#### [Written request]
Could you reproduce the lines below verbatim, beginning at the line that contains "labels-layer: 31026 33707" and stopping after the line that contains "x-tick-label-2: 2020年 bbox=[333, 468, 378, 485]", with no other lines?

#### [Input material]

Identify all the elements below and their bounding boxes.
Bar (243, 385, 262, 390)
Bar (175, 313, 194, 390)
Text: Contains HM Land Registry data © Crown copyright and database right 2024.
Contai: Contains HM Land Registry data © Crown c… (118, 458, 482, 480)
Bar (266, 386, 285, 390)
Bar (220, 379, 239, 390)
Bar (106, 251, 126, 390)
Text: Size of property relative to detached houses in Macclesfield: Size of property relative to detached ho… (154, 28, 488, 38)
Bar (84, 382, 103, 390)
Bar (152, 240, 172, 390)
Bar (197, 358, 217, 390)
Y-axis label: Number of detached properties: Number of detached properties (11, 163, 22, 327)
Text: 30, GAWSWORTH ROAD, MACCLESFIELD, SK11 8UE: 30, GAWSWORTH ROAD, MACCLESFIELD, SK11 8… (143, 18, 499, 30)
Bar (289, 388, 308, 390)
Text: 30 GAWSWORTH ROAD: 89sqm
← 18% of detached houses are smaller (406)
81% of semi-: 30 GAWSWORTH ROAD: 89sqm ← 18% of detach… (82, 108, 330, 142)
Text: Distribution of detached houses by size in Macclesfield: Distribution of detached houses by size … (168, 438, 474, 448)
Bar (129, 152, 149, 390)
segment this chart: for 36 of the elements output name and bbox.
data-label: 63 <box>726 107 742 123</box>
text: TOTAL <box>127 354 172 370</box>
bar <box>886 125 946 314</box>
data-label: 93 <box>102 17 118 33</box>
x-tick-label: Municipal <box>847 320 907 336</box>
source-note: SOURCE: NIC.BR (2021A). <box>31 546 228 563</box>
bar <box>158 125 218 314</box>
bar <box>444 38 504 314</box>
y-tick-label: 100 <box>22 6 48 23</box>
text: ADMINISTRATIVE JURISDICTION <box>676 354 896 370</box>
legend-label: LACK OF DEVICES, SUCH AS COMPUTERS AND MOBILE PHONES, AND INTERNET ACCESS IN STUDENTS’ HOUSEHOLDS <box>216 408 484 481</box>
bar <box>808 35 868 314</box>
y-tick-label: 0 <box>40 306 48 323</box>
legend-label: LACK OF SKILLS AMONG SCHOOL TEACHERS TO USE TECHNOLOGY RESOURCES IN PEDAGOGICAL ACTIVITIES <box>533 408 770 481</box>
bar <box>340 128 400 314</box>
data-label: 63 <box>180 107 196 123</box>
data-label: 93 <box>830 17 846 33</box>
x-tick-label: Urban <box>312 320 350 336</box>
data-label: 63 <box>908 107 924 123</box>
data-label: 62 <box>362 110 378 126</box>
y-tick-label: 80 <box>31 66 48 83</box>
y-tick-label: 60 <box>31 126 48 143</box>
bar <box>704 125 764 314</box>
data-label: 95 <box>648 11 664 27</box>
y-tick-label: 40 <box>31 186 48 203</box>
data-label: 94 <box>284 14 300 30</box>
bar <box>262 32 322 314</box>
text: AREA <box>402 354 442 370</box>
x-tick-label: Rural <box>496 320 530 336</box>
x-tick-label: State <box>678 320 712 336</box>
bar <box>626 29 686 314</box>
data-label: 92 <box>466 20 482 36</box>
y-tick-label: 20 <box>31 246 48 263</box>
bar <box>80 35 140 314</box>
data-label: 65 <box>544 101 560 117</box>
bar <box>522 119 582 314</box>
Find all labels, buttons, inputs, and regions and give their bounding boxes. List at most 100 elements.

* * *

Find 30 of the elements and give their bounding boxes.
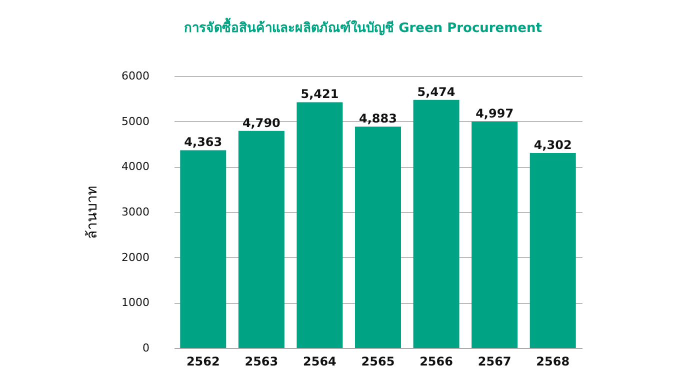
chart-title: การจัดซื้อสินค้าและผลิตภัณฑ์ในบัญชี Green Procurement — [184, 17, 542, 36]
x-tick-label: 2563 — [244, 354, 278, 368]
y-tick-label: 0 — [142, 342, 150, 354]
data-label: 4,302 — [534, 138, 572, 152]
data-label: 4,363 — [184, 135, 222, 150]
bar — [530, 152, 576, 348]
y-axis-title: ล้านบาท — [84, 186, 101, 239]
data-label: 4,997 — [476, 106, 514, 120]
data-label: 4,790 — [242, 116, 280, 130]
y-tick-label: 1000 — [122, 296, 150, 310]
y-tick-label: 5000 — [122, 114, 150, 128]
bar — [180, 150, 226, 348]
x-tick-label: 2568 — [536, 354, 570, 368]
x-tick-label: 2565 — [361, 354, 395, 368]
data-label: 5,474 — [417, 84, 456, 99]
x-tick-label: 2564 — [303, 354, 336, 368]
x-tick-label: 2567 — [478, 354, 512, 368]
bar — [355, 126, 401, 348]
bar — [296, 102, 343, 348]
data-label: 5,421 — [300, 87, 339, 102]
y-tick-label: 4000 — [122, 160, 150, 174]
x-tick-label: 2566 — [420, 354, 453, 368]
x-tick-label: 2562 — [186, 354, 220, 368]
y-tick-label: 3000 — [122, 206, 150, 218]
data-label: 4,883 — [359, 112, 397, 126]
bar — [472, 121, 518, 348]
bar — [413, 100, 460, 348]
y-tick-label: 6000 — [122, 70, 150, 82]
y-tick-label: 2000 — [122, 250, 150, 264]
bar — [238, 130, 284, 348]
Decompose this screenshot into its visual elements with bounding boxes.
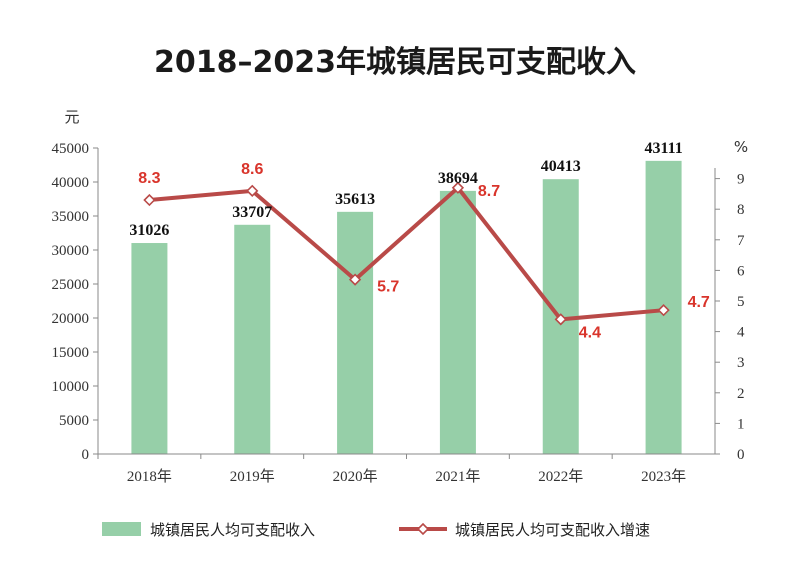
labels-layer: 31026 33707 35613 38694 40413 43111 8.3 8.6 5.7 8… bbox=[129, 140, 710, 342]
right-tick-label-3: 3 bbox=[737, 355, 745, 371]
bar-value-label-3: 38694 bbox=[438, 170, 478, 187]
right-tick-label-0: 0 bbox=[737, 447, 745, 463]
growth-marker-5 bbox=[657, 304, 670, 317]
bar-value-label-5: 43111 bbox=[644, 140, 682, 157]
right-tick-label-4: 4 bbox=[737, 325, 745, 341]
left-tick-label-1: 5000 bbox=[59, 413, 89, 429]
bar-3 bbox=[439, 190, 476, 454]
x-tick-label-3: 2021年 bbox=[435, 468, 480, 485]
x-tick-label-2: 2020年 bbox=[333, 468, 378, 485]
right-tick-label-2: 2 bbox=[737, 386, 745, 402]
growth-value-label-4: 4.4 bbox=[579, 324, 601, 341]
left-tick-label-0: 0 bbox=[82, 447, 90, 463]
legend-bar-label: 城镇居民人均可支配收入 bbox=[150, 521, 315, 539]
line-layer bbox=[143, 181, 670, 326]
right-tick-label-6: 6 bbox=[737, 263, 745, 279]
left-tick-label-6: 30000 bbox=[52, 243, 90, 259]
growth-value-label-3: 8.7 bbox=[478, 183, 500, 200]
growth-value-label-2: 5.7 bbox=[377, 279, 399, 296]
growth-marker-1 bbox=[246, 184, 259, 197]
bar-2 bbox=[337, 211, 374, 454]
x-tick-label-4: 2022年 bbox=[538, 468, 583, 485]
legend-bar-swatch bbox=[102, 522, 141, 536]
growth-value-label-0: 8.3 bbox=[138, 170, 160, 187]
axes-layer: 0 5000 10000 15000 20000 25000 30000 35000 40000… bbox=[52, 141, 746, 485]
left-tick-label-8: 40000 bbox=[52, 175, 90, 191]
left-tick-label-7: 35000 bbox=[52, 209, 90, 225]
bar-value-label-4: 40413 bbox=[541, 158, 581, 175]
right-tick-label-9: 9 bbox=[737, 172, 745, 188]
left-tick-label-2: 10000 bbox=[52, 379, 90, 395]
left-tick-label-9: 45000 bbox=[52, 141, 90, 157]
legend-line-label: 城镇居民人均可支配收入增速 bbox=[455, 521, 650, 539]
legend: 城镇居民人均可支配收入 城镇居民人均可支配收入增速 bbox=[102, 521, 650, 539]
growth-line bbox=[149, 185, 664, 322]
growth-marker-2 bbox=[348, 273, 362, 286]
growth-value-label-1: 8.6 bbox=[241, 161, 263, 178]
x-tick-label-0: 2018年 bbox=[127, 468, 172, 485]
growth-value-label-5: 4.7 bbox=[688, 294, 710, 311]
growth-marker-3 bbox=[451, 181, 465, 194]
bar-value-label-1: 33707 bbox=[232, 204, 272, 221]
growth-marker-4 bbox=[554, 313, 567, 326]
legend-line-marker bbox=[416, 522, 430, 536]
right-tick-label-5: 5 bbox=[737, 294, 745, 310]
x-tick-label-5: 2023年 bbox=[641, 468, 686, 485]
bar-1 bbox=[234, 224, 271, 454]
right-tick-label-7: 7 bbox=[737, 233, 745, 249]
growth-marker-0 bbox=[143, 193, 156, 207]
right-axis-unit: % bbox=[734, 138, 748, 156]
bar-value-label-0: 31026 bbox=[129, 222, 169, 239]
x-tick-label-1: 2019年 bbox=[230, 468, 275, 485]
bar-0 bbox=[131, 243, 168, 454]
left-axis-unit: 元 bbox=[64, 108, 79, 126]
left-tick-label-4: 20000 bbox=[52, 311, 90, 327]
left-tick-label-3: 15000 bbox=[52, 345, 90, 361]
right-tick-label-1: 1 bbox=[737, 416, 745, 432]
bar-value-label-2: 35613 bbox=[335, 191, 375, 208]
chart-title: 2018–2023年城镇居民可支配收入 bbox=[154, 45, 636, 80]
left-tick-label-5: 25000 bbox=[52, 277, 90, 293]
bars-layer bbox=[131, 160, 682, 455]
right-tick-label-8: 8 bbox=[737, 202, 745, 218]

==

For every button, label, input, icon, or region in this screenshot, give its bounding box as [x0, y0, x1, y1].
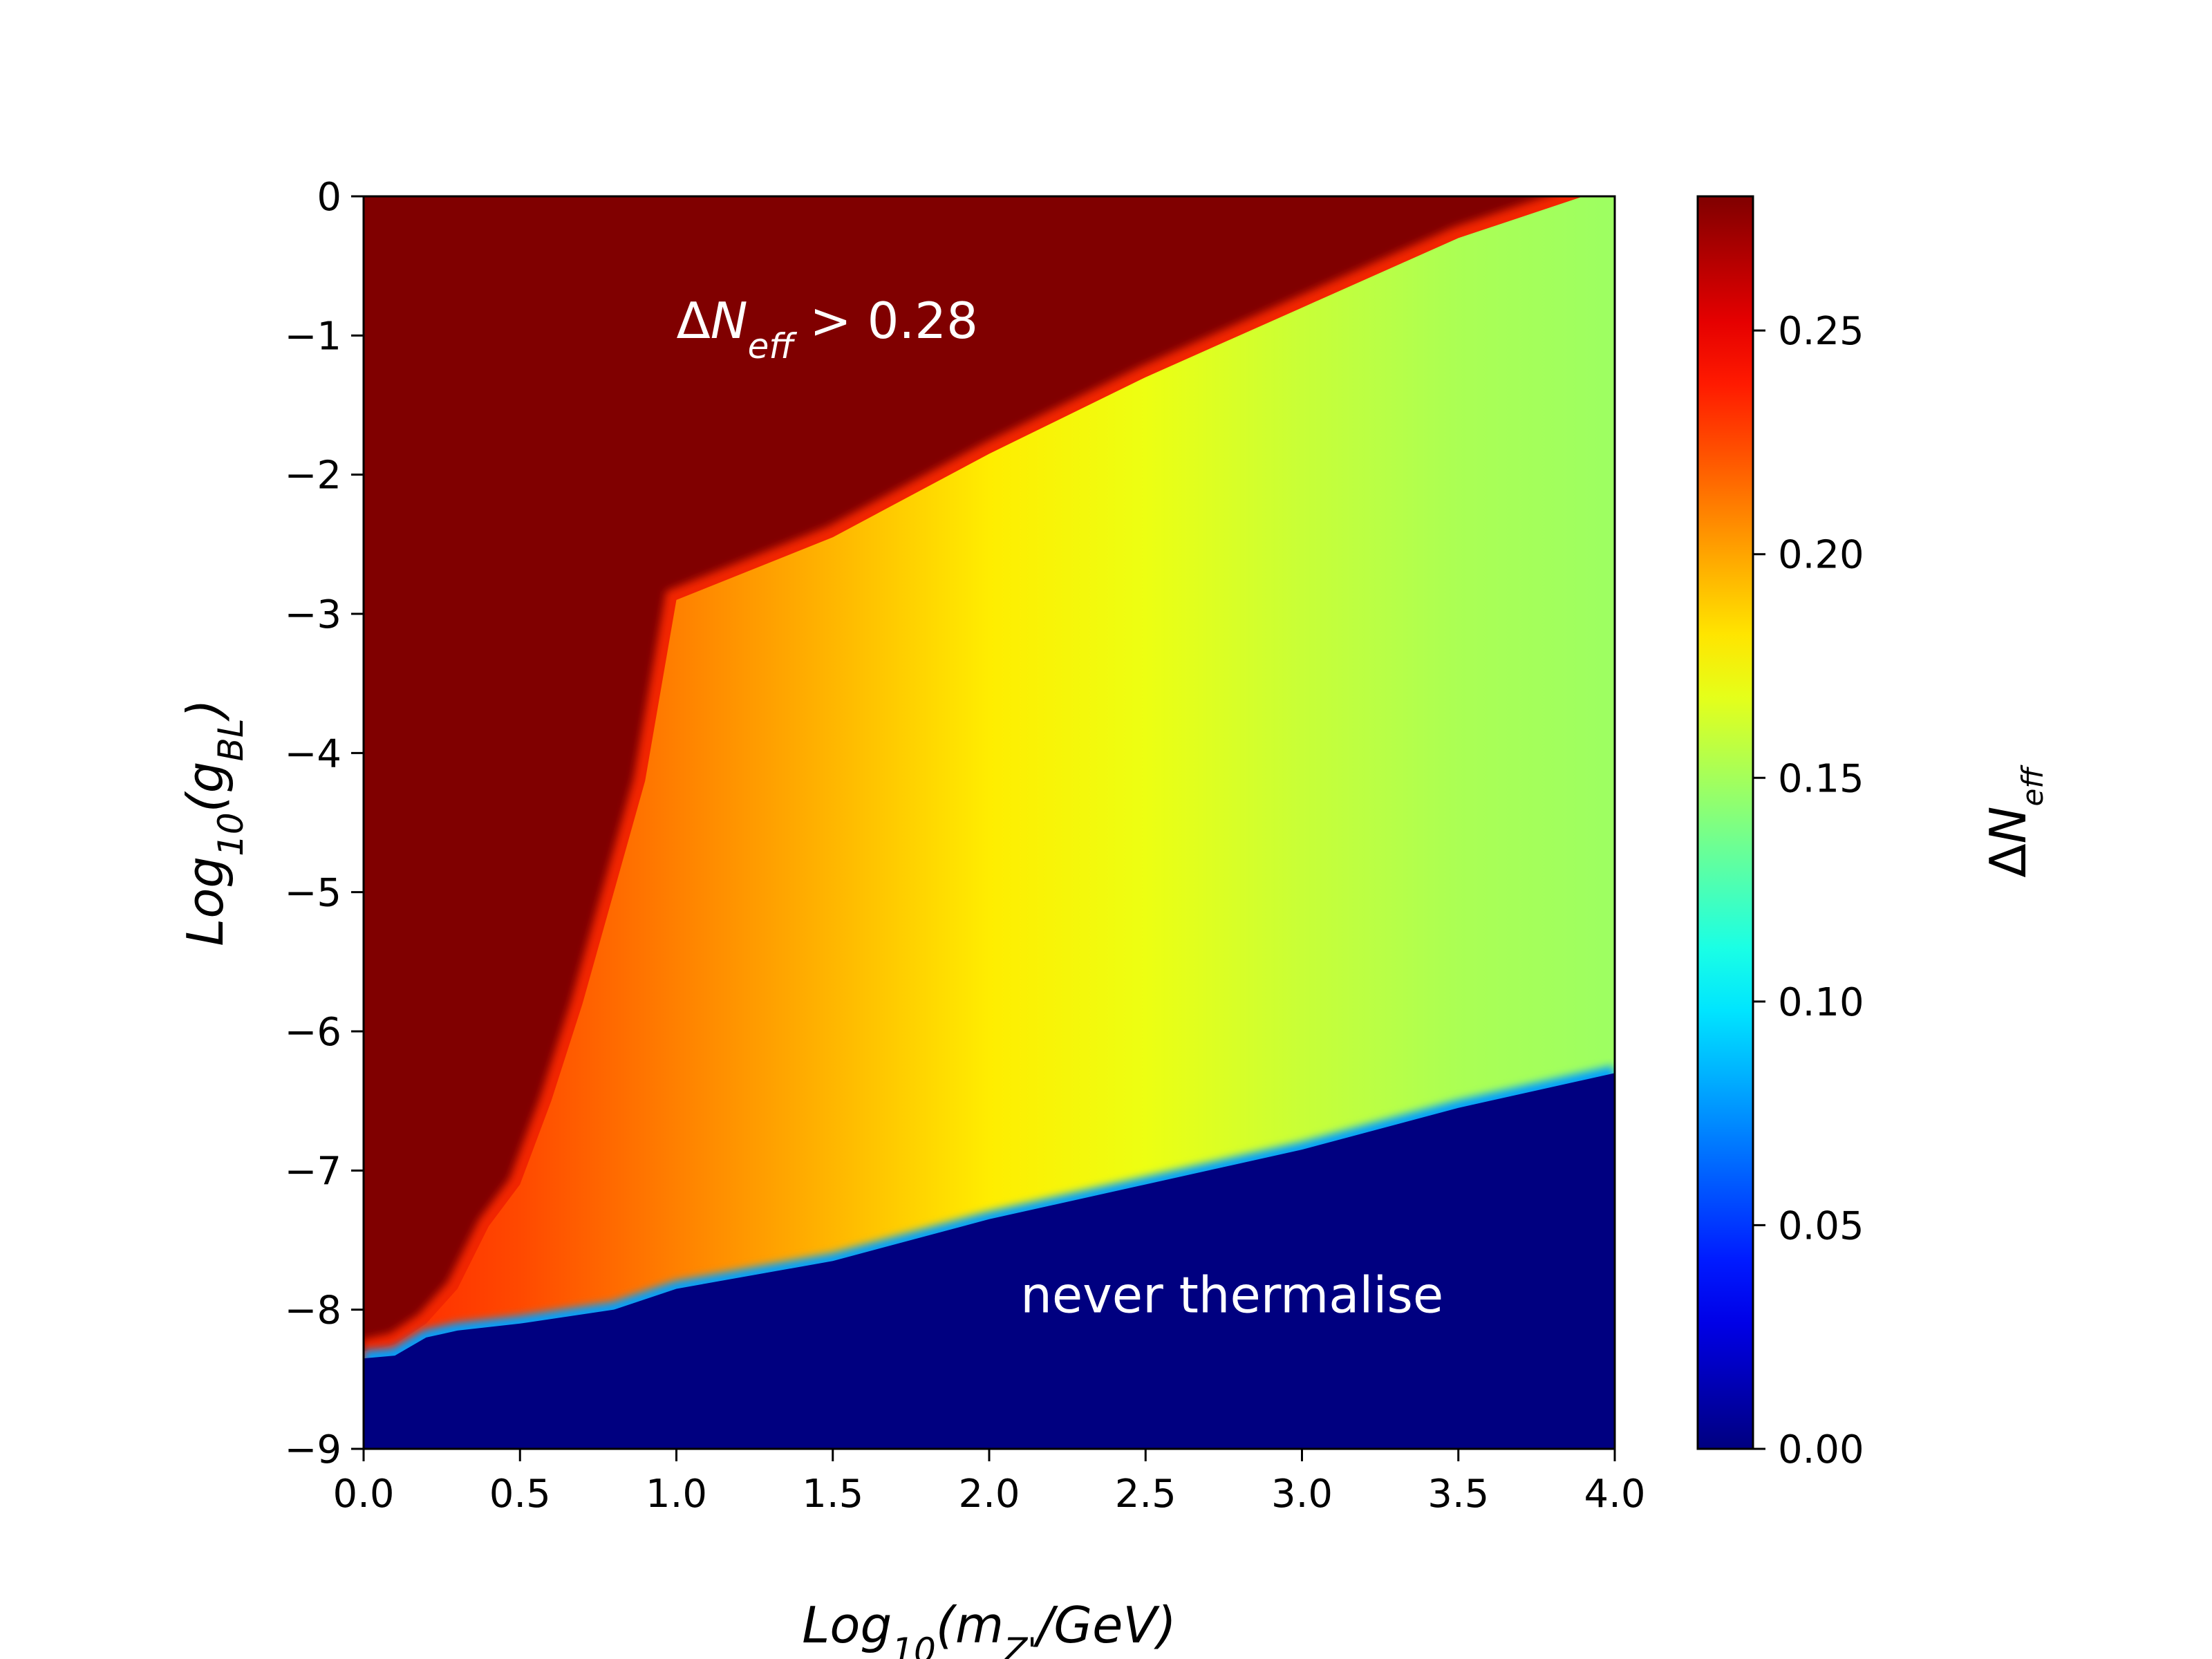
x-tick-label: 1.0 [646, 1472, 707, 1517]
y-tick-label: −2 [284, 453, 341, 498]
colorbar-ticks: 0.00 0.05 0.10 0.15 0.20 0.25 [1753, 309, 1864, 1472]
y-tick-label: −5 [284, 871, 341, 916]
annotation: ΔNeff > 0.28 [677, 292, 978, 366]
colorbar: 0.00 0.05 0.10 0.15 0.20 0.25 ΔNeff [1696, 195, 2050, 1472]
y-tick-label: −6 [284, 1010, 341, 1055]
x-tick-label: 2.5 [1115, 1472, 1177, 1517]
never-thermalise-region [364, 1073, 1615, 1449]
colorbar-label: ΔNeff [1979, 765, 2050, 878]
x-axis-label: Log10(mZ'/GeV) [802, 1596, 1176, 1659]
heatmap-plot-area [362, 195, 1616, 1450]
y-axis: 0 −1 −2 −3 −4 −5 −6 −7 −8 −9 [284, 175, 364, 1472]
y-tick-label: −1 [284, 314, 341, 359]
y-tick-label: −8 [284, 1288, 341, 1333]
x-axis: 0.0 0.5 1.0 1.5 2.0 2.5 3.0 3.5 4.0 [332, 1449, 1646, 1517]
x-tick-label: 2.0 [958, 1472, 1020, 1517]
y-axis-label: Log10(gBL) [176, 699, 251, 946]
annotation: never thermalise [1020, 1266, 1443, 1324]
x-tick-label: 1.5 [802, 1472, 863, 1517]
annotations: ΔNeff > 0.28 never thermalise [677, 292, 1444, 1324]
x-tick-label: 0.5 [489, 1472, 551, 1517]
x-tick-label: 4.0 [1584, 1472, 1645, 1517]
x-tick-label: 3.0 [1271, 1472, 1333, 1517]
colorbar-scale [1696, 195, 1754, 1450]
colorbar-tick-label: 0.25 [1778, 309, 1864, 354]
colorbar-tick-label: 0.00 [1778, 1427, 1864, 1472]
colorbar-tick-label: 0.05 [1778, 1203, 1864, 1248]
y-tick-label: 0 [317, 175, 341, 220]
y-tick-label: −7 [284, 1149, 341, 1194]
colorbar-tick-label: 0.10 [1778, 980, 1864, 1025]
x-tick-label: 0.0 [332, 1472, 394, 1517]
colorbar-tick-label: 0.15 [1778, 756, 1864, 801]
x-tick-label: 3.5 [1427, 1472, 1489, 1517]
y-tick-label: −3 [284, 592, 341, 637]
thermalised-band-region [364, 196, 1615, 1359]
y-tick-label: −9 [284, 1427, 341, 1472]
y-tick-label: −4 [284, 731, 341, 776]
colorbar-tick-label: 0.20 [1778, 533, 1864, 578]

#### [Task output]
labels-layer: 31026 33707 35613 38694 40413 43111 8.3 8.6 5.7 8… bbox=[129, 140, 710, 342]
right-tick-label-3: 3 bbox=[737, 355, 745, 371]
bar-value-label-3: 38694 bbox=[438, 170, 478, 187]
right-tick-label-0: 0 bbox=[737, 447, 745, 463]
growth-marker-5 bbox=[657, 304, 670, 317]
bar-value-label-5: 43111 bbox=[644, 140, 682, 157]
right-tick-label-4: 4 bbox=[737, 325, 745, 341]
left-tick-label-1: 5000 bbox=[59, 413, 89, 429]
bar-3 bbox=[439, 190, 476, 454]
x-tick-label-3: 2021年 bbox=[435, 468, 480, 485]
x-tick-label-2: 2020年 bbox=[333, 468, 378, 485]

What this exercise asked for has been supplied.